* The data
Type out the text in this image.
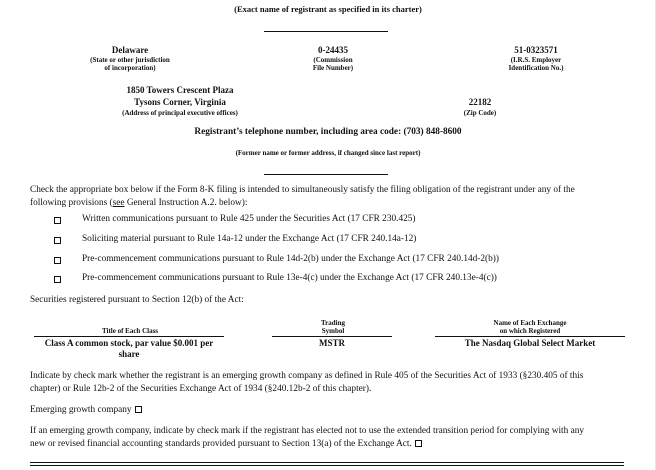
(Exact name of registrant as specified in its charter)
Delaware
(State or other jurisdiction
of incorporation)
0-24435
(Commission
File Number)
51-0323571
(I.R.S. Employer
Identification No.)
1850 Towers Crescent Plaza
Tysons Corner, Virginia
(Address of principal executive offices)
22182
(Zip Code)
Registrant’s telephone number, including area code: (703) 848-8600
(Former name or former address, if changed since last report)
Check the appropriate box below if the Form 8-K filing is intended to simultaneously satisfy the filing obligation of the registrant under any of the
following provisions (see General Instruction A.2. below):
Written communications pursuant to Rule 425 under the Securities Act (17 CFR 230.425)
Soliciting material pursuant to Rule 14a-12 under the Exchange Act (17 CFR 240.14a-12)
Pre-commencement communications pursuant to Rule 14d-2(b) under the Exchange Act (17 CFR 240.14d-2(b))
Pre-commencement communications pursuant to Rule 13e-4(c) under the Exchange Act (17 CFR 240.13e-4(c))
Securities registered pursuant to Section 12(b) of the Act:
Title of Each Class
Trading
Symbol
Name of Each Exchange
on which Registered
Class A common stock, par value $0.001 per
share
MSTR	The Nasdaq Global Select Market
Indicate by check mark whether the registrant is an emerging growth company as defined in Rule 405 of the Securities Act of 1933 (§230.405 of this
chapter) or Rule 12b-2 of the Securities Exchange Act of 1934 (§240.12b-2 of this chapter).
Emerging growth company
If an emerging growth company, indicate by check mark if the registrant has elected not to use the extended transition period for complying with any
new or revised financial accounting standards provided pursuant to Section 13(a) of the Exchange Act.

* Task prompt
Report how many lines of the records above contain the word "Exchange", and give only that number.

* Output below
6